▶ **Goal**
Quote every line below exactly and skip any picture.

# Dataset records start

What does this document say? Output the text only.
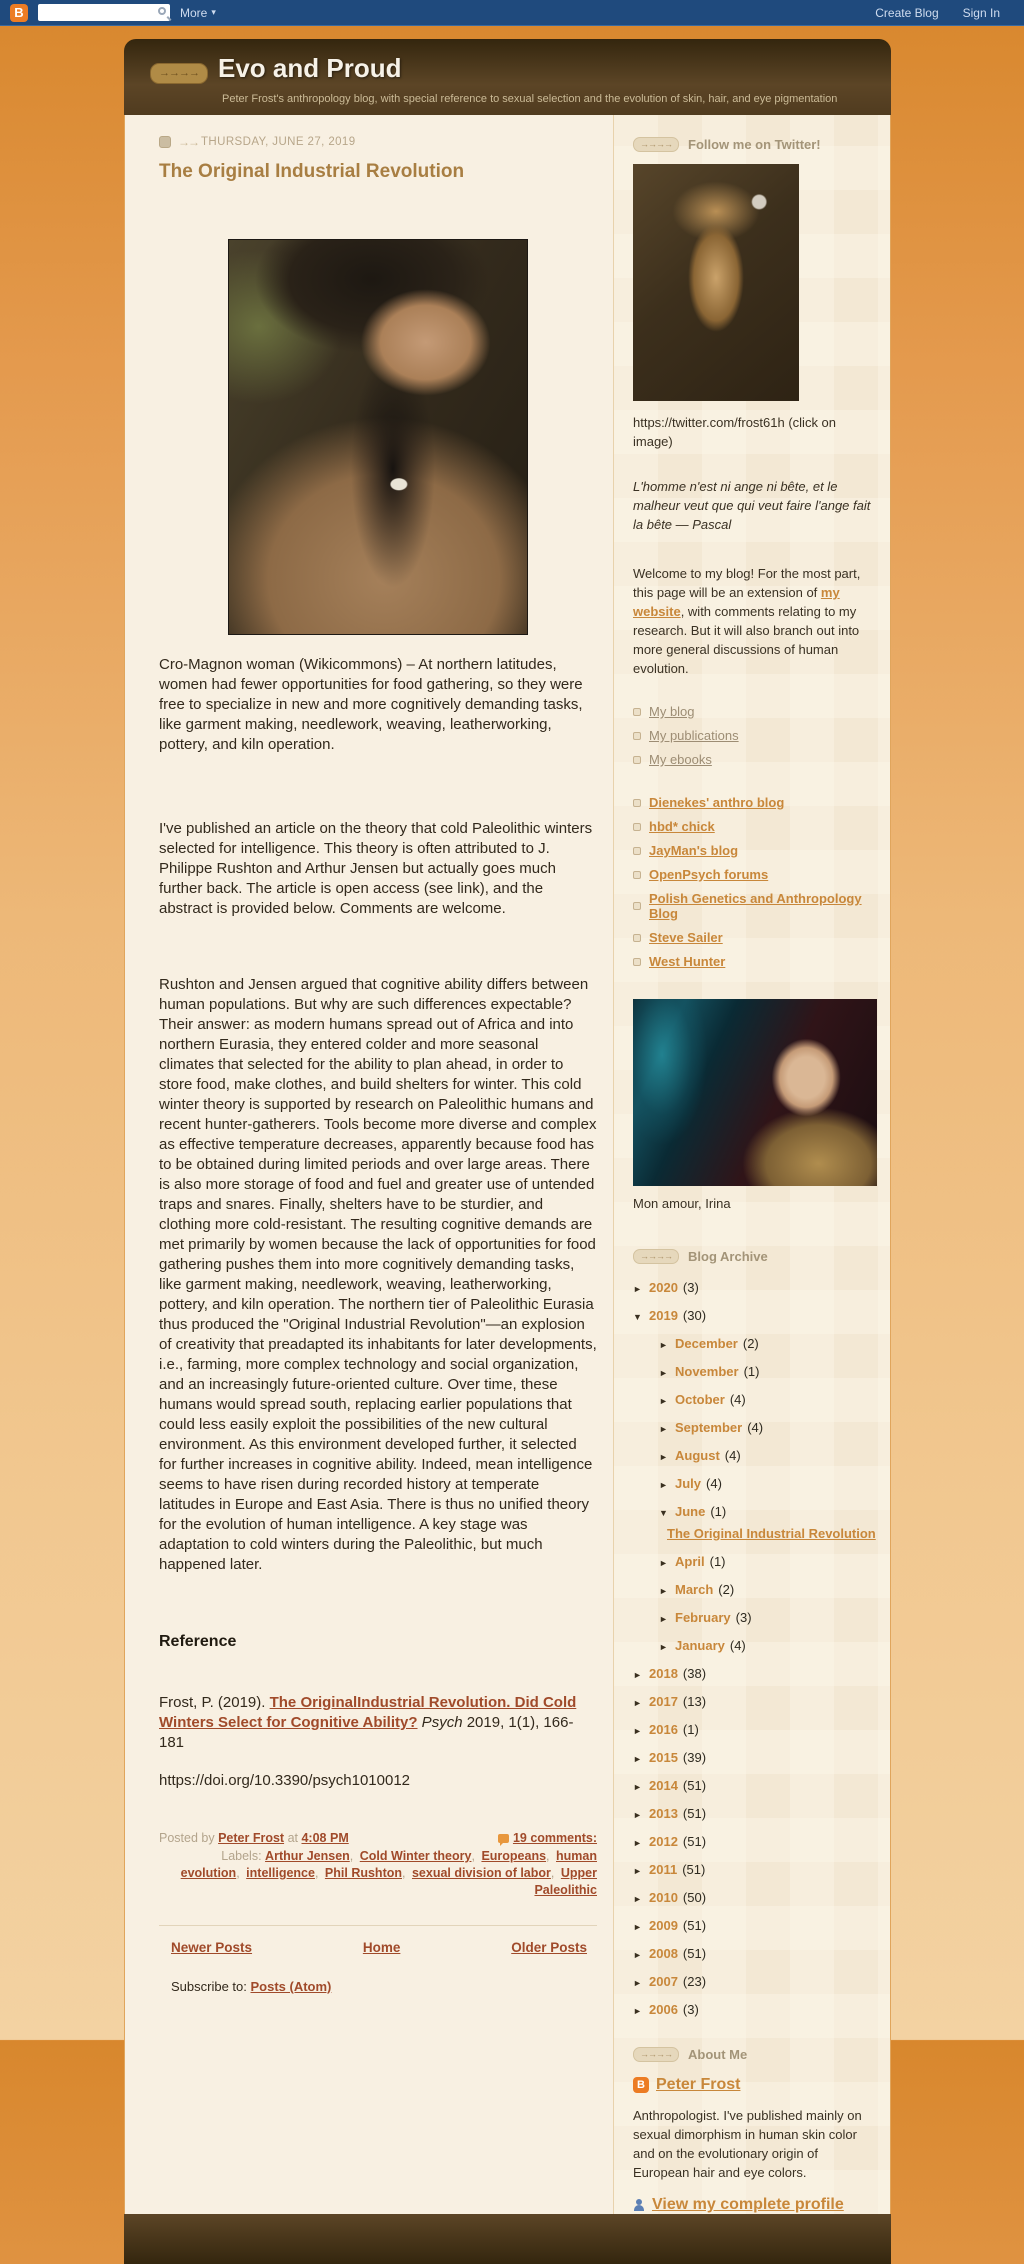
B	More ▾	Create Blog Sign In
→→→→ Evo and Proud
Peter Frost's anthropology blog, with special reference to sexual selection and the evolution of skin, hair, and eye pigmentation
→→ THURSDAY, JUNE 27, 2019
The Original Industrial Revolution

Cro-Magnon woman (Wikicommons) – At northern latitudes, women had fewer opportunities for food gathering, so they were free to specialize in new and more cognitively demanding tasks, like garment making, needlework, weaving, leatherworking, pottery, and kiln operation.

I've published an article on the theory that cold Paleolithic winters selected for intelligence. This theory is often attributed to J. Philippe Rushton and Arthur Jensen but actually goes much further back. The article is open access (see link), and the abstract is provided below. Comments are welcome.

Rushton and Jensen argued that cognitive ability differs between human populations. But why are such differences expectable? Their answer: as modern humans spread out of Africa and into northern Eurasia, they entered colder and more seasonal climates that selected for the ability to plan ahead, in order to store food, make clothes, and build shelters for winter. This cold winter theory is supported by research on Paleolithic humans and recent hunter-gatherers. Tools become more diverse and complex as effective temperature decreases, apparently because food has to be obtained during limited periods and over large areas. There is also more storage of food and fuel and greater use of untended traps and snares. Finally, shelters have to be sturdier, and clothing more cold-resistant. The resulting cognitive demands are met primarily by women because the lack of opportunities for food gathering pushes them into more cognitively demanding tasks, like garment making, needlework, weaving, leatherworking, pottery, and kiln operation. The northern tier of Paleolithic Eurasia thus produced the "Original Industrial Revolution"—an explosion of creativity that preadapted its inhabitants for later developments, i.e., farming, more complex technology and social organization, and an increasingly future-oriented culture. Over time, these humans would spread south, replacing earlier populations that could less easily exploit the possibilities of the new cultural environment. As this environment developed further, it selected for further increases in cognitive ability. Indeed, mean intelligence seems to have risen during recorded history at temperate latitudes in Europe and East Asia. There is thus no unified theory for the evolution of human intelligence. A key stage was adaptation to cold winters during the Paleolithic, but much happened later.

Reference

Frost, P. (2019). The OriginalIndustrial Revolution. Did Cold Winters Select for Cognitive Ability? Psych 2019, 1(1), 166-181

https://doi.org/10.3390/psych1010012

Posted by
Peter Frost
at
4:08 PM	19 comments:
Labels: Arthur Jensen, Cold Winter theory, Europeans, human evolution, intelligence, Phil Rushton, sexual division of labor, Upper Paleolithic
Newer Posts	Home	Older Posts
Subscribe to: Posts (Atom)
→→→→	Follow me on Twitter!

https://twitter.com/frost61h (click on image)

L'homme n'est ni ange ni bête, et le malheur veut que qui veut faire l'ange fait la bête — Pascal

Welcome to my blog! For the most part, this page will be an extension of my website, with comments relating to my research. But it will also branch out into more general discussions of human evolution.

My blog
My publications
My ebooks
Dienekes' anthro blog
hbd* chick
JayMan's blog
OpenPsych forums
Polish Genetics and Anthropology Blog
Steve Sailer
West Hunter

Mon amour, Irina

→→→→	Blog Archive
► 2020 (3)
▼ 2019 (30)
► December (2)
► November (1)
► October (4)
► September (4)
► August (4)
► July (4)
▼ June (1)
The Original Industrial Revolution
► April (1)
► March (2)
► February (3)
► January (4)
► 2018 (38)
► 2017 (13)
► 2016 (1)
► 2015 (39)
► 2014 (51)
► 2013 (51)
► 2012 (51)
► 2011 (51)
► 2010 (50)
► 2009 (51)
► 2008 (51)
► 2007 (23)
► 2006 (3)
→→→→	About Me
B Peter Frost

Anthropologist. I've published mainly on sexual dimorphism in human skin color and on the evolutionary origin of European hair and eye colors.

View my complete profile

# Dataset records end

▶ **Task result**
What does this document say? Output the text only.
B	More ▾	Create Blog Sign In
→→→→ Evo and Proud
Peter Frost's anthropology blog, with special reference to sexual selection and the evolution of skin, hair, and eye pigmentation
→→ THURSDAY, JUNE 27, 2019
The Original Industrial Revolution

Cro-Magnon woman (Wikicommons) – At northern latitudes, women had fewer opportunities for food gathering, so they were free to specialize in new and more cognitively demanding tasks, like garment making, needlework, weaving, leatherworking, pottery, and kiln operation.

I've published an article on the theory that cold Paleolithic winters selected for intelligence. This theory is often attributed to J. Philippe Rushton and Arthur Jensen but actually goes much further back. The article is open access (see link), and the abstract is provided below. Comments are welcome.

Rushton and Jensen argued that cognitive ability differs between human populations. But why are such differences expectable? Their answer: as modern humans spread out of Africa and into northern Eurasia, they entered colder and more seasonal climates that selected for the ability to plan ahead, in order to store food, make clothes, and build shelters for winter. This cold winter theory is supported by research on Paleolithic humans and recent hunter-gatherers. Tools become more diverse and complex as effective temperature decreases, apparently because food has to be obtained during limited periods and over large areas. There is also more storage of food and fuel and greater use of untended traps and snares. Finally, shelters have to be sturdier, and clothing more cold-resistant. The resulting cognitive demands are met primarily by women because the lack of opportunities for food gathering pushes them into more cognitively demanding tasks, like garment making, needlework, weaving, leatherworking, pottery, and kiln operation. The northern tier of Paleolithic Eurasia thus produced the "Original Industrial Revolution"—an explosion of creativity that preadapted its inhabitants for later developments, i.e., farming, more complex technology and social organization, and an increasingly future-oriented culture. Over time, these humans would spread south, replacing earlier populations that could less easily exploit the possibilities of the new cultural environment. As this environment developed further, it selected for further increases in cognitive ability. Indeed, mean intelligence seems to have risen during recorded history at temperate latitudes in Europe and East Asia. There is thus no unified theory for the evolution of human intelligence. A key stage was adaptation to cold winters during the Paleolithic, but much happened later.

Reference

Frost, P. (2019). The OriginalIndustrial Revolution. Did Cold Winters Select for Cognitive Ability? Psych 2019, 1(1), 166-181

https://doi.org/10.3390/psych1010012

Posted by
Peter Frost
at
4:08 PM	19 comments:
Labels: Arthur Jensen, Cold Winter theory, Europeans, human evolution, intelligence, Phil Rushton, sexual division of labor, Upper Paleolithic
Newer Posts	Home	Older Posts
Subscribe to: Posts (Atom)
→→→→	Follow me on Twitter!

https://twitter.com/frost61h (click on image)

L'homme n'est ni ange ni bête, et le malheur veut que qui veut faire l'ange fait la bête — Pascal

Welcome to my blog! For the most part, this page will be an extension of my website, with comments relating to my research. But it will also branch out into more general discussions of human evolution.

My blog
My publications
My ebooks
Dienekes' anthro blog
hbd* chick
JayMan's blog
OpenPsych forums
Polish Genetics and Anthropology Blog
Steve Sailer
West Hunter

Mon amour, Irina

→→→→	Blog Archive
► 2020 (3)
▼ 2019 (30)
► December (2)
► November (1)
► October (4)
► September (4)
► August (4)
► July (4)
▼ June (1)
The Original Industrial Revolution
► April (1)
► March (2)
► February (3)
► January (4)
► 2018 (38)
► 2017 (13)
► 2016 (1)
► 2015 (39)
► 2014 (51)
► 2013 (51)
► 2012 (51)
► 2011 (51)
► 2010 (50)
► 2009 (51)
► 2008 (51)
► 2007 (23)
► 2006 (3)
→→→→	About Me
B Peter Frost

Anthropologist. I've published mainly on sexual dimorphism in human skin color and on the evolutionary origin of European hair and eye colors.

View my complete profile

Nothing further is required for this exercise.